***** Dataset excerpts
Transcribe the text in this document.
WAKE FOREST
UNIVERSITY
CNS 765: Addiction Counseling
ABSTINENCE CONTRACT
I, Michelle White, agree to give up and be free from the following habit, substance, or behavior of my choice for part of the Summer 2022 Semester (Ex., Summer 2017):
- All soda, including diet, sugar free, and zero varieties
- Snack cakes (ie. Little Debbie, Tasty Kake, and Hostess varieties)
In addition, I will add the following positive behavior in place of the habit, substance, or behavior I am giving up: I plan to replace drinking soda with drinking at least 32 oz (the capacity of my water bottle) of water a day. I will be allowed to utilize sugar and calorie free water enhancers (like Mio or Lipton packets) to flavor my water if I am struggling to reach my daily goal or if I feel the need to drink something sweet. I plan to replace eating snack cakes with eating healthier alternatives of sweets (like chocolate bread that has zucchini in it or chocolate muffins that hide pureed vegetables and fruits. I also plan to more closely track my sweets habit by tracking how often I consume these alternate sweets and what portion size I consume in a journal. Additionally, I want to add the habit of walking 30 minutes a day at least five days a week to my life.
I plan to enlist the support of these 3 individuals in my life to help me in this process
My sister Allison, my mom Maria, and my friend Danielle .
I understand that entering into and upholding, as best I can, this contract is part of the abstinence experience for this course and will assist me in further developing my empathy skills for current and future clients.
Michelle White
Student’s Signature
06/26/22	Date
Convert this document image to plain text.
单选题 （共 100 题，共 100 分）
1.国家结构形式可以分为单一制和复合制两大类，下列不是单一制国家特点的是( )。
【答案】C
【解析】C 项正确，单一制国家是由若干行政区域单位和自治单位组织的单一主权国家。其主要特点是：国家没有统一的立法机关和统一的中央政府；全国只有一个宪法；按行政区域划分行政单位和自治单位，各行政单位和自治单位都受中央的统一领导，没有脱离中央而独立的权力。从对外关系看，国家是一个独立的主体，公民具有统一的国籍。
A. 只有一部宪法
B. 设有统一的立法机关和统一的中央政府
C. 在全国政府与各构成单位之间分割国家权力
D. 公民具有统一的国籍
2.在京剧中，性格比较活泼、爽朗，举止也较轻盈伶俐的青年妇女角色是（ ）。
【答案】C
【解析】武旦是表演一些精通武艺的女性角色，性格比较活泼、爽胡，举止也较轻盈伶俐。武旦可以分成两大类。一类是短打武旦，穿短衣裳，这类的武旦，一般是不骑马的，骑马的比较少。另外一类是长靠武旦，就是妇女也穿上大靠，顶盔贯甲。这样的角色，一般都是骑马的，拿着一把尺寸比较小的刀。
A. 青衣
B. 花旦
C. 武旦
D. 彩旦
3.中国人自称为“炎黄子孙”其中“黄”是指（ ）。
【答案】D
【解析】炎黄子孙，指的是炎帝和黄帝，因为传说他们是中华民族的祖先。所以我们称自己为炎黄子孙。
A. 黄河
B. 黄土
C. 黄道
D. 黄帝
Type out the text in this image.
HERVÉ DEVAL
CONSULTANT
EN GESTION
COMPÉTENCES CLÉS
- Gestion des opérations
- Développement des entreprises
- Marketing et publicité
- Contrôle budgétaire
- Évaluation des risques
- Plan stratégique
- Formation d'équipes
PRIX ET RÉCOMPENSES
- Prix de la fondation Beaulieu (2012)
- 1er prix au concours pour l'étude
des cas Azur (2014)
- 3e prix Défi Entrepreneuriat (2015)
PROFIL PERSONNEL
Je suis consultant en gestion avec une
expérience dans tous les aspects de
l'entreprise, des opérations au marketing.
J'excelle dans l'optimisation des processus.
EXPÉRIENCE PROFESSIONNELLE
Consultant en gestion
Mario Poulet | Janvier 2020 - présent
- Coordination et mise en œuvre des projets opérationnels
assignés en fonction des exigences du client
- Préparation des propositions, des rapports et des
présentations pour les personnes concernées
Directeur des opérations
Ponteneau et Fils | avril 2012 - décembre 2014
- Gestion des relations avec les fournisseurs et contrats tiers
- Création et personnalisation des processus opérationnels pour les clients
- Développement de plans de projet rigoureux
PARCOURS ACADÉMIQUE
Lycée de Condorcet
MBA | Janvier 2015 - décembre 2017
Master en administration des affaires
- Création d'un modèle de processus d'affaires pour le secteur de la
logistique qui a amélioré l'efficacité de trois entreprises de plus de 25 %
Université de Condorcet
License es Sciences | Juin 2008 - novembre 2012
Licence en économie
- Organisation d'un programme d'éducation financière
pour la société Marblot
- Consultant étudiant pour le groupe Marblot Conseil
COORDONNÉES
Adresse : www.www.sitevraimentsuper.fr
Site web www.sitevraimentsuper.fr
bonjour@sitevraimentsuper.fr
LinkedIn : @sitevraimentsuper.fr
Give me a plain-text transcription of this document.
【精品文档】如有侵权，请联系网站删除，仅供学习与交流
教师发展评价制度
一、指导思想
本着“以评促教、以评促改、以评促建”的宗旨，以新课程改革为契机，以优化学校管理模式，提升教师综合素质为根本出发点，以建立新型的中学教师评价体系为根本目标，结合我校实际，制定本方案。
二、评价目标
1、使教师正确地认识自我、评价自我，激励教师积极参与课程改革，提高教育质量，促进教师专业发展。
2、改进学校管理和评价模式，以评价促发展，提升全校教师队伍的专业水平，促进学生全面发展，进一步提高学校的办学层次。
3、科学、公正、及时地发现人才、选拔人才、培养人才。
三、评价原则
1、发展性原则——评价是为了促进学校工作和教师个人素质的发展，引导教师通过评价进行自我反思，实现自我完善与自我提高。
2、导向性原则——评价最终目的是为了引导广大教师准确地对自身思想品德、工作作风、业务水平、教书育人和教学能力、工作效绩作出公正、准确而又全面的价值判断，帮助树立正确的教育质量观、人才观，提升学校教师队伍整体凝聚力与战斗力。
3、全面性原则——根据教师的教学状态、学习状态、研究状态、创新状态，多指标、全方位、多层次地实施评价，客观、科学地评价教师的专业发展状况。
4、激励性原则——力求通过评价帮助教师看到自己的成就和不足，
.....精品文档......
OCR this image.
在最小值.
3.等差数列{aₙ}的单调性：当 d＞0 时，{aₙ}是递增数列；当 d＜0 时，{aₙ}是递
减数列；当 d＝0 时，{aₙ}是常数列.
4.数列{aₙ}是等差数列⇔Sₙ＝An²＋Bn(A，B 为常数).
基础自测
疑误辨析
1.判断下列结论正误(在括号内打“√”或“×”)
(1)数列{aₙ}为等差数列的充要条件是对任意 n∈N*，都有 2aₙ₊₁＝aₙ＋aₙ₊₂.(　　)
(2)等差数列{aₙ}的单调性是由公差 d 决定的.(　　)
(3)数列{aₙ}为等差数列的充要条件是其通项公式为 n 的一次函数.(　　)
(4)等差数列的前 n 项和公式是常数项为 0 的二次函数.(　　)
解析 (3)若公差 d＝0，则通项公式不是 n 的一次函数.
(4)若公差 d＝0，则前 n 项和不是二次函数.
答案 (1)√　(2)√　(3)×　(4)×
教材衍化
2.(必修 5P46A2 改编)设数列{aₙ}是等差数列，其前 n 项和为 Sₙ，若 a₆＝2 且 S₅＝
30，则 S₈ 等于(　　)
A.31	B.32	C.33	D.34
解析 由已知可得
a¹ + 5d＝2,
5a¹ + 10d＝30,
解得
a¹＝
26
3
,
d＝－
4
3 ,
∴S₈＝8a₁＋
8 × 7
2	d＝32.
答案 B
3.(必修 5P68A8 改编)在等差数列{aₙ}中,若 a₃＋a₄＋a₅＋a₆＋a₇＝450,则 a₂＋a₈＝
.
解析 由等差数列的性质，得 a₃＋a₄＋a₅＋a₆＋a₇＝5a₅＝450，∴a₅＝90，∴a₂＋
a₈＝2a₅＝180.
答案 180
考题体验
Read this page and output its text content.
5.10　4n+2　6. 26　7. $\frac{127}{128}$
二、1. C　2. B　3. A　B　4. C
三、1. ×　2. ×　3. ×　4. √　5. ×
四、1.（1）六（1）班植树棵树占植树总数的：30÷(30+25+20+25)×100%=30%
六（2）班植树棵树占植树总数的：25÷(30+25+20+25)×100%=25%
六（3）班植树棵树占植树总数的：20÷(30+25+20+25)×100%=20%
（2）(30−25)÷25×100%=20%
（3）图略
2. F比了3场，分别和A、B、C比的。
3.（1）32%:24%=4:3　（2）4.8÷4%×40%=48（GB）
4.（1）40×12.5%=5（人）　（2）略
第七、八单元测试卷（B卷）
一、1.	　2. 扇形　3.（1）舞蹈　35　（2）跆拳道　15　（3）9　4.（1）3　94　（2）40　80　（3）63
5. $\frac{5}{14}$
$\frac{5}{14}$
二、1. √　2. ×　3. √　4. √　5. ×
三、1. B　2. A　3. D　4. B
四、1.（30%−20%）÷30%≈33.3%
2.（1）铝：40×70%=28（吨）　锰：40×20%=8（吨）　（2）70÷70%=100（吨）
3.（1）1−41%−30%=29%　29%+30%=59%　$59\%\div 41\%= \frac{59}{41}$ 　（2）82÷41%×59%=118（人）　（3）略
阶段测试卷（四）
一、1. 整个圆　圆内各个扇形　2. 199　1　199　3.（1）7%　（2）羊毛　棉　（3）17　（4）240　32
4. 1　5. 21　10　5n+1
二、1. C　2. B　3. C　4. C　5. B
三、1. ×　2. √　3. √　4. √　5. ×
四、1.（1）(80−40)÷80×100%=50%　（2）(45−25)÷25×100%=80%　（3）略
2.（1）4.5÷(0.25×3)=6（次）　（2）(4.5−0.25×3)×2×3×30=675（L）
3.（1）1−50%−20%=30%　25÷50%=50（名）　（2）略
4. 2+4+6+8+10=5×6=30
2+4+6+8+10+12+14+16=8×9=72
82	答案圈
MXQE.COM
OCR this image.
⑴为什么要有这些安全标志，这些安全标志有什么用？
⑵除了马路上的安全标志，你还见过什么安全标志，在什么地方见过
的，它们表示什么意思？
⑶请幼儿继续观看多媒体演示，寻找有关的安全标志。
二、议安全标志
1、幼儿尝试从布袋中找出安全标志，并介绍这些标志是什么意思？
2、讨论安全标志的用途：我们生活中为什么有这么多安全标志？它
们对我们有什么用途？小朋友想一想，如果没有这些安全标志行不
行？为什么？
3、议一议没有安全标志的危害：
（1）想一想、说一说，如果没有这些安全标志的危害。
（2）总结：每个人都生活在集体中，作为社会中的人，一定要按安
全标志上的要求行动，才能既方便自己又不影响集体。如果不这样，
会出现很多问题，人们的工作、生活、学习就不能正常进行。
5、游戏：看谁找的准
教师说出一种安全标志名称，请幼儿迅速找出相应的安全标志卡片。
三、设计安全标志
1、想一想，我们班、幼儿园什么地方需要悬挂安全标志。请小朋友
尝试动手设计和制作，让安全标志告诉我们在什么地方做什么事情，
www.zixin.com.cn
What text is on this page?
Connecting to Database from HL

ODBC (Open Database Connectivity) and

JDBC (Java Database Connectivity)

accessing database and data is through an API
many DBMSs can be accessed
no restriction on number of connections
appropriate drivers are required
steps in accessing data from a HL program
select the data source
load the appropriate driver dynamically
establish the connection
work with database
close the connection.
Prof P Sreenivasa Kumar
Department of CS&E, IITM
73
**********
* What the task requires: Above are some records. Count the lines among them with the word "accessing", and answer with the number only.

* The response: 2